# What this exercise asks:
1/ Answer these from the text on the read-only connection aspect:
(a) What number is passed to the @Value annotation on setOrder?
(b) Which retention policy does the ReadOnlyConnection annotation declare?
(c) Which DbType does the interceptor set before calling pjp.proceed()?
2/ In the text on the read-only connection aspect, shorten the paragraph that begins "This pointcut will make sure" while keeping its main facts.
3/ From the text on the read-only connection aspect, repeat the passage starting with "public Object proceed(ProceedingJoinPoint" and going on through "exception is thrown).".

# Text:
Yikes >_< ! This definitely does not look like something I would like to put into every read only method. Can we do better? Of course! This pattern of "do something at the beginning of a method, then do something at the end" should ring a bell. Aspects to the rescue!

Let's define a neat little annotation with a meaningful name

import java.lang.annotation.ElementType;  
import java.lang.annotation.Retention;  
import java.lang.annotation.RetentionPolicy;  
import java.lang.annotation.Target;

@Target({ElementType.METHOD, ElementType.TYPE})
@Retention(RetentionPolicy.RUNTIME)
public @interface ReadOnlyConnection {

}

And an interceptor for it:

import org.aspectj.lang.ProceedingJoinPoint;  
import org.aspectj.lang.annotation.Around;  
import org.aspectj.lang.annotation.Aspect;  
import org.aspectj.lang.annotation.Pointcut;  
import org.springframework.beans.factory.annotation.Value;  
import org.springframework.core.Ordered;  
import org.springframework.stereotype.Component;

@Aspect
@Component
public class ReadOnlyConnectionInterceptor implements Ordered {

    private int order;

    @Value("20")
    public void setOrder(int order) {
        this.order = order;
    }

    @Override
    public int getOrder() {
       return order;
    }

    @Pointcut(value="execution(public * *(..))")
    public void anyPublicMethod() { }

    @Around("@annotation(readOnlyConnection)")
    public Object proceed(ProceedingJoinPoint pjp, ReadOnlyConnection readOnlyConnection) throws Throwable {
        try {
            DbContextHolder.setDbType(DbType.REPLICA1);
            Object result = pjp.proceed();
            DbContextHolder.clearDbType();
            return result;
        } finally {
            // restore state
            DbContextHolder.clearDbType();
        }
    }
}

This pointcut will make sure that our public methods annotated with @ReadOnlyConnection will get correct DbType.REPLICA1 DataSource set under the hood and cleared on the method exit (even if exception is thrown).

  @ReadOnlyConnection
  @Transactional(readOnly = true)

# Data:
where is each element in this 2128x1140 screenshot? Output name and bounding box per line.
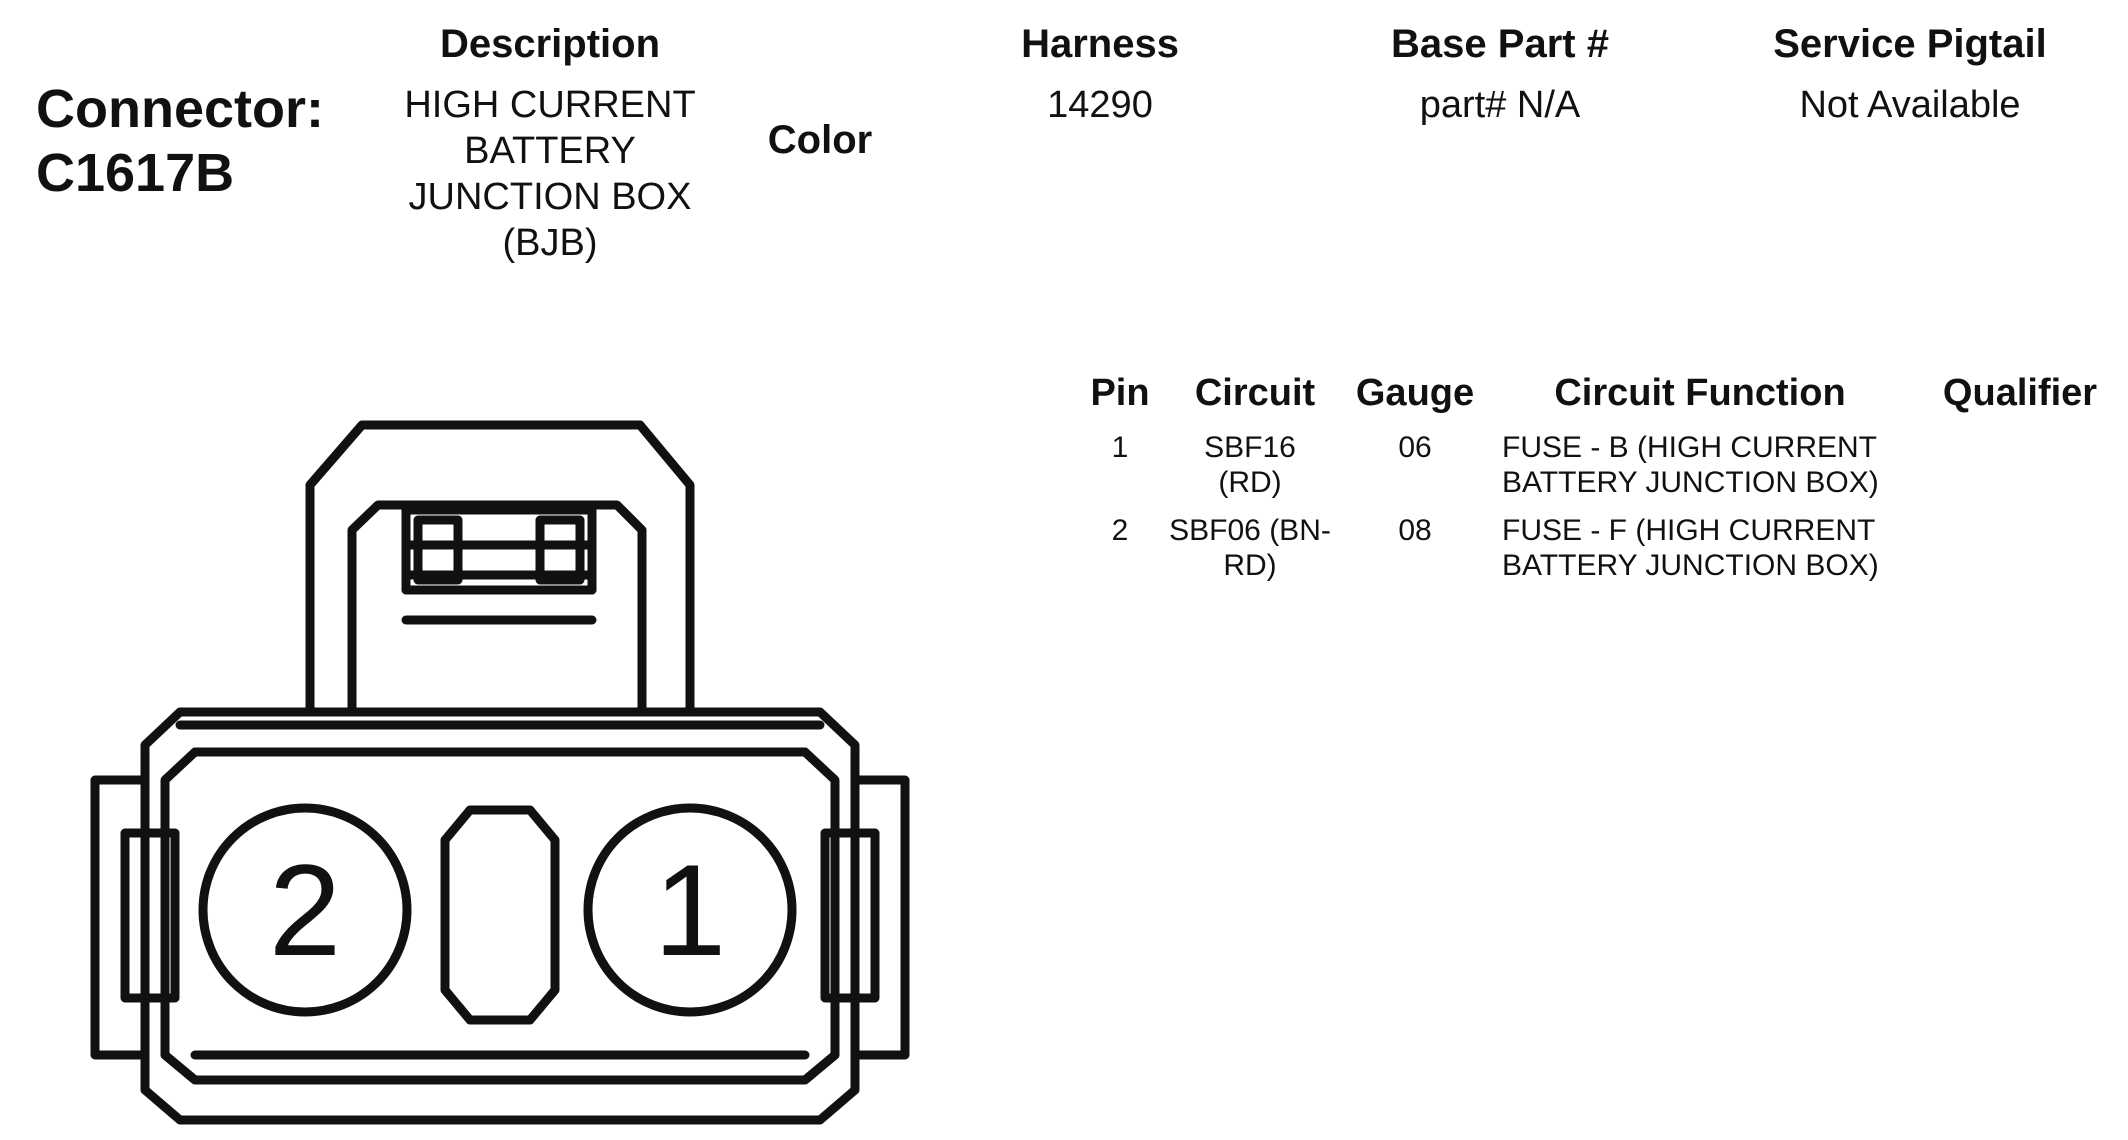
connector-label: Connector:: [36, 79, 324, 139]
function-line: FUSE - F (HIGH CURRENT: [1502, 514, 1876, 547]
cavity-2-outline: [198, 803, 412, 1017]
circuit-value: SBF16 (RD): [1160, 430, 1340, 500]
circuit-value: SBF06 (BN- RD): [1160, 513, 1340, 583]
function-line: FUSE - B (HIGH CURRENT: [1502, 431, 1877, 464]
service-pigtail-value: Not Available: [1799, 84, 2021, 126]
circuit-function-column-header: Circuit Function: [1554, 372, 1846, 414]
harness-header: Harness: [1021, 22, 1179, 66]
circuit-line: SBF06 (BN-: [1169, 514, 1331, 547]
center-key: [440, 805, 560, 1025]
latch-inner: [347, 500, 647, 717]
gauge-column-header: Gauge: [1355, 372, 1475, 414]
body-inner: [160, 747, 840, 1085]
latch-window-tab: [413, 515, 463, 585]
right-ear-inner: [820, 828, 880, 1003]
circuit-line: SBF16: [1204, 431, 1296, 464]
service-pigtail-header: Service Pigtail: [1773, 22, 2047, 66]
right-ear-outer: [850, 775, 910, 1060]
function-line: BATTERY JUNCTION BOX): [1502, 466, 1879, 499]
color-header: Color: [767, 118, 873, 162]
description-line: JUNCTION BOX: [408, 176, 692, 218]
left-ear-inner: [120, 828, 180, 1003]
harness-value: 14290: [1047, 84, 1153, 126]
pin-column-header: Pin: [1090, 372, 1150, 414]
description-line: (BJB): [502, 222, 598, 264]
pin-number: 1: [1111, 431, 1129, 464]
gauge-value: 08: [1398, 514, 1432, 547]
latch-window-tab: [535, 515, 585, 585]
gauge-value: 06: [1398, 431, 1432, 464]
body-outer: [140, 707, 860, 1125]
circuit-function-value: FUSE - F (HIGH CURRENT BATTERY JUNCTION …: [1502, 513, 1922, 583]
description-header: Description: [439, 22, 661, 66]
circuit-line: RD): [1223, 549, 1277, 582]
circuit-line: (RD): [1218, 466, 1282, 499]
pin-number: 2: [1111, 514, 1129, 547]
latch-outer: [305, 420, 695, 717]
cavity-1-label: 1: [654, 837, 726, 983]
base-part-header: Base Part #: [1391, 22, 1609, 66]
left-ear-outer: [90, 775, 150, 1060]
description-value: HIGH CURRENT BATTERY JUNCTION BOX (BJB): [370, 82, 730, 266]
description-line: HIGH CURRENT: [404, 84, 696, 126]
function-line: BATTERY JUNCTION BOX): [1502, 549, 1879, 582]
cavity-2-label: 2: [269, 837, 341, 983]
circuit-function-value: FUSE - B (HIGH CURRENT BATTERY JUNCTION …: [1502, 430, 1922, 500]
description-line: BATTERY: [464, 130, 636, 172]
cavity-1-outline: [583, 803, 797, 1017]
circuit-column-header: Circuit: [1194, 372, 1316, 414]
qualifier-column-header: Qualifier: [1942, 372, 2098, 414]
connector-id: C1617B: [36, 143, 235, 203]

# Answer list:
1/
(a) "20"
(b) RetentionPolicy.RUNTIME
(c) DbType.REPLICA1

2/ Public methods annotated with @ReadOnlyConnection get the DbType.REPLICA1 DataSource set behind the scenes, and it is cleared when the method exits, even if an exception is thrown.

3/
public Object proceed(ProceedingJoinPoint pjp, ReadOnlyConnection readOnlyConnection) throws Throwable {
        try {
            DbContextHolder.setDbType(DbType.REPLICA1);
            Object result = pjp.proceed();
            DbContextHolder.clearDbType();
            return result;
        } finally {
            // restore state
            DbContextHolder.clearDbType();
        }
    }
}

This pointcut will make sure that our public methods annotated with @ReadOnlyConnection will get correct DbType.REPLICA1 DataSource set under the hood and cleared on the method exit (even if exception is thrown).